Start Record excerpts

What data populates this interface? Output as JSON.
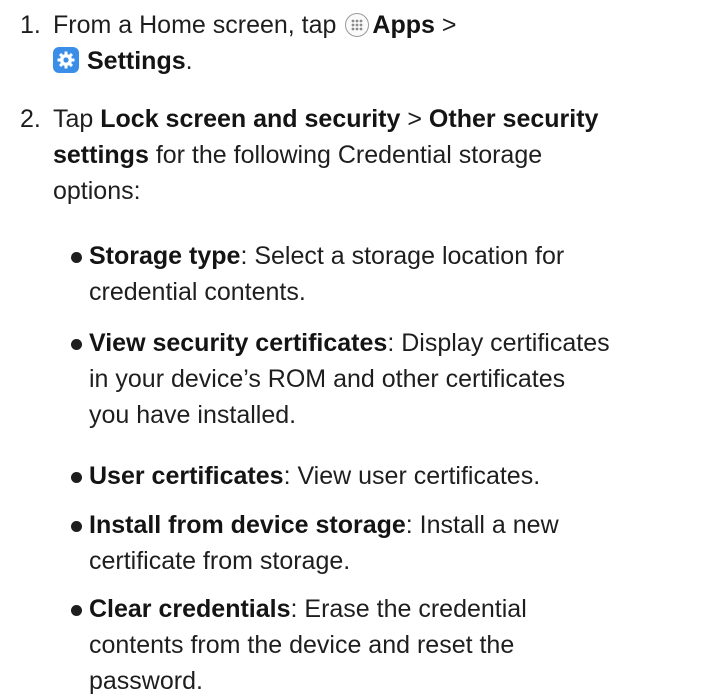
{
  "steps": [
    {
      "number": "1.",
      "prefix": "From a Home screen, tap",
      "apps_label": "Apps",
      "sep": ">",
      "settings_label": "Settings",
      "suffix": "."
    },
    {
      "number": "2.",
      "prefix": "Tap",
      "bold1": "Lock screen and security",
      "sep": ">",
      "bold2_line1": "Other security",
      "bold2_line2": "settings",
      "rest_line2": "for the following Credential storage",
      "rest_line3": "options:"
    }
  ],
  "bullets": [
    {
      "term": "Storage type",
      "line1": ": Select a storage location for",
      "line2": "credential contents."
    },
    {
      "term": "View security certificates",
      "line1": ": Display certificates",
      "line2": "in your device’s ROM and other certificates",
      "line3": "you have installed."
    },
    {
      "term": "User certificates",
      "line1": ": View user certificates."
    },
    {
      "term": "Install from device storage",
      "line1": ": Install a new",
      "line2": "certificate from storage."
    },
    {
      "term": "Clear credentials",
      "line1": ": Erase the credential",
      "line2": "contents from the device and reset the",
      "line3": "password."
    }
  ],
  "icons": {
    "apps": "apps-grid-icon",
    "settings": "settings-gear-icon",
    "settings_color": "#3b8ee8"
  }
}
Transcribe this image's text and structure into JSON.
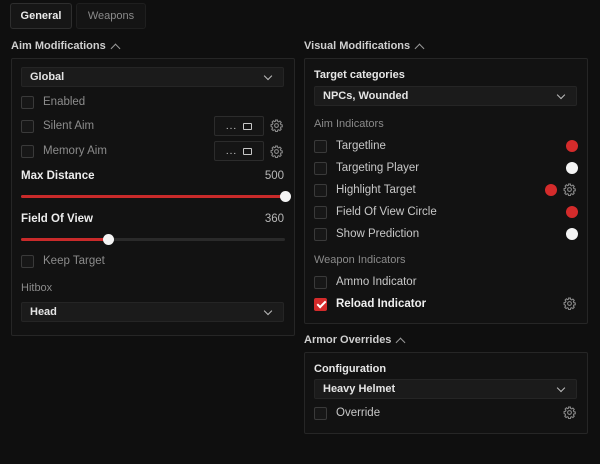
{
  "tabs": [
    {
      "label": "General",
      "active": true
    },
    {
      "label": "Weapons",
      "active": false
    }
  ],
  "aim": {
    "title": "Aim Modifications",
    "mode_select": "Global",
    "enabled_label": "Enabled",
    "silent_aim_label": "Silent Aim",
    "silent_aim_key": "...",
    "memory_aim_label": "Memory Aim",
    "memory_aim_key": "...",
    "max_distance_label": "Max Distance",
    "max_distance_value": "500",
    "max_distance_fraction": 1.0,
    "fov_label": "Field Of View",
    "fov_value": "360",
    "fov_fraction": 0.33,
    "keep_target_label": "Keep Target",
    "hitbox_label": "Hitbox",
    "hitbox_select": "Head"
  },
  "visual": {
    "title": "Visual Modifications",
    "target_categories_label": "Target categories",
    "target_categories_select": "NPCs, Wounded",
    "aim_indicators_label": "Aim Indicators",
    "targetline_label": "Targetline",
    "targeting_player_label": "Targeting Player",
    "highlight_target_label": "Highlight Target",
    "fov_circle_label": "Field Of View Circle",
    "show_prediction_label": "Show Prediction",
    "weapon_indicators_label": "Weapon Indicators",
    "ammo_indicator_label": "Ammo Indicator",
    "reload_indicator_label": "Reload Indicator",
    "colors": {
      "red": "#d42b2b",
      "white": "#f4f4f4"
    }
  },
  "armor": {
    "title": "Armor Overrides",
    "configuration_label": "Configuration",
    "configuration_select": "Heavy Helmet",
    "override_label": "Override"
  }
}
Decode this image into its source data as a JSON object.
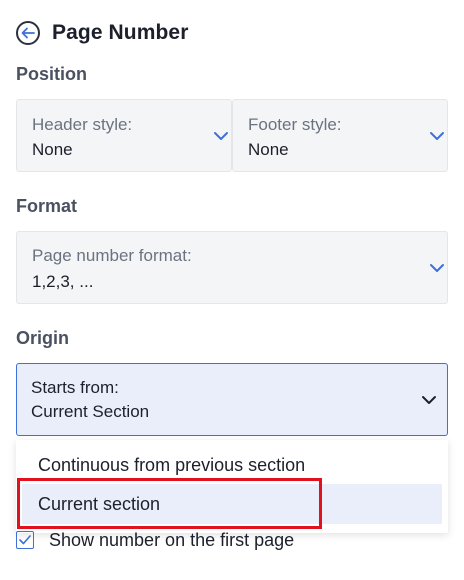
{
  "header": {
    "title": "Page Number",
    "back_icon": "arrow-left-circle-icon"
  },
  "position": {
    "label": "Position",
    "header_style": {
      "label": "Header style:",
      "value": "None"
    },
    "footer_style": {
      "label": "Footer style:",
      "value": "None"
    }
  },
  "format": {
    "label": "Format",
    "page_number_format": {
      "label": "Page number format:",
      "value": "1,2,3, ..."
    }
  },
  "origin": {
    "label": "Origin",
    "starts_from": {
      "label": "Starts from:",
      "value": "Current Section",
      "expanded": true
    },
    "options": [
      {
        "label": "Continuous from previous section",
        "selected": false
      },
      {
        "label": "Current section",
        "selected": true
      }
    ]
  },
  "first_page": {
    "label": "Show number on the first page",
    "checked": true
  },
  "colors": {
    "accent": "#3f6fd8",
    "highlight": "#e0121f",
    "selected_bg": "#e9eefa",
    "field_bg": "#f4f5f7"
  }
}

End Record excerpts

Task brief. Print the complete listing exactly as it stands, without its pictures.

Right answer.
What data populates this interface? Output as JSON.
{
  "steps": [
    {
      "number": "1.",
      "prefix": "From a Home screen, tap",
      "apps_label": "Apps",
      "sep": ">",
      "settings_label": "Settings",
      "suffix": "."
    },
    {
      "number": "2.",
      "prefix": "Tap",
      "bold1": "Lock screen and security",
      "sep": ">",
      "bold2_line1": "Other security",
      "bold2_line2": "settings",
      "rest_line2": "for the following Credential storage",
      "rest_line3": "options:"
    }
  ],
  "bullets": [
    {
      "term": "Storage type",
      "line1": ": Select a storage location for",
      "line2": "credential contents."
    },
    {
      "term": "View security certificates",
      "line1": ": Display certificates",
      "line2": "in your device’s ROM and other certificates",
      "line3": "you have installed."
    },
    {
      "term": "User certificates",
      "line1": ": View user certificates."
    },
    {
      "term": "Install from device storage",
      "line1": ": Install a new",
      "line2": "certificate from storage."
    },
    {
      "term": "Clear credentials",
      "line1": ": Erase the credential",
      "line2": "contents from the device and reset the",
      "line3": "password."
    }
  ],
  "icons": {
    "apps": "apps-grid-icon",
    "settings": "settings-gear-icon",
    "settings_color": "#3b8ee8"
  }
}
Transcribe this image's text and structure into JSON.
{
  "tabs": [
    {
      "label": "General",
      "active": true
    },
    {
      "label": "Weapons",
      "active": false
    }
  ],
  "aim": {
    "title": "Aim Modifications",
    "mode_select": "Global",
    "enabled_label": "Enabled",
    "silent_aim_label": "Silent Aim",
    "silent_aim_key": "...",
    "memory_aim_label": "Memory Aim",
    "memory_aim_key": "...",
    "max_distance_label": "Max Distance",
    "max_distance_value": "500",
    "max_distance_fraction": 1.0,
    "fov_label": "Field Of View",
    "fov_value": "360",
    "fov_fraction": 0.33,
    "keep_target_label": "Keep Target",
    "hitbox_label": "Hitbox",
    "hitbox_select": "Head"
  },
  "visual": {
    "title": "Visual Modifications",
    "target_categories_label": "Target categories",
    "target_categories_select": "NPCs, Wounded",
    "aim_indicators_label": "Aim Indicators",
    "targetline_label": "Targetline",
    "targeting_player_label": "Targeting Player",
    "highlight_target_label": "Highlight Target",
    "fov_circle_label": "Field Of View Circle",
    "show_prediction_label": "Show Prediction",
    "weapon_indicators_label": "Weapon Indicators",
    "ammo_indicator_label": "Ammo Indicator",
    "reload_indicator_label": "Reload Indicator",
    "colors": {
      "red": "#d42b2b",
      "white": "#f4f4f4"
    }
  },
  "armor": {
    "title": "Armor Overrides",
    "configuration_label": "Configuration",
    "configuration_select": "Heavy Helmet",
    "override_label": "Override"
  }
}
Decode this image into its source data as a JSON object.
{
  "header": {
    "title": "Page Number",
    "back_icon": "arrow-left-circle-icon"
  },
  "position": {
    "label": "Position",
    "header_style": {
      "label": "Header style:",
      "value": "None"
    },
    "footer_style": {
      "label": "Footer style:",
      "value": "None"
    }
  },
  "format": {
    "label": "Format",
    "page_number_format": {
      "label": "Page number format:",
      "value": "1,2,3, ..."
    }
  },
  "origin": {
    "label": "Origin",
    "starts_from": {
      "label": "Starts from:",
      "value": "Current Section",
      "expanded": true
    },
    "options": [
      {
        "label": "Continuous from previous section",
        "selected": false
      },
      {
        "label": "Current section",
        "selected": true
      }
    ]
  },
  "first_page": {
    "label": "Show number on the first page",
    "checked": true
  },
  "colors": {
    "accent": "#3f6fd8",
    "highlight": "#e0121f",
    "selected_bg": "#e9eefa",
    "field_bg": "#f4f5f7"
  }
}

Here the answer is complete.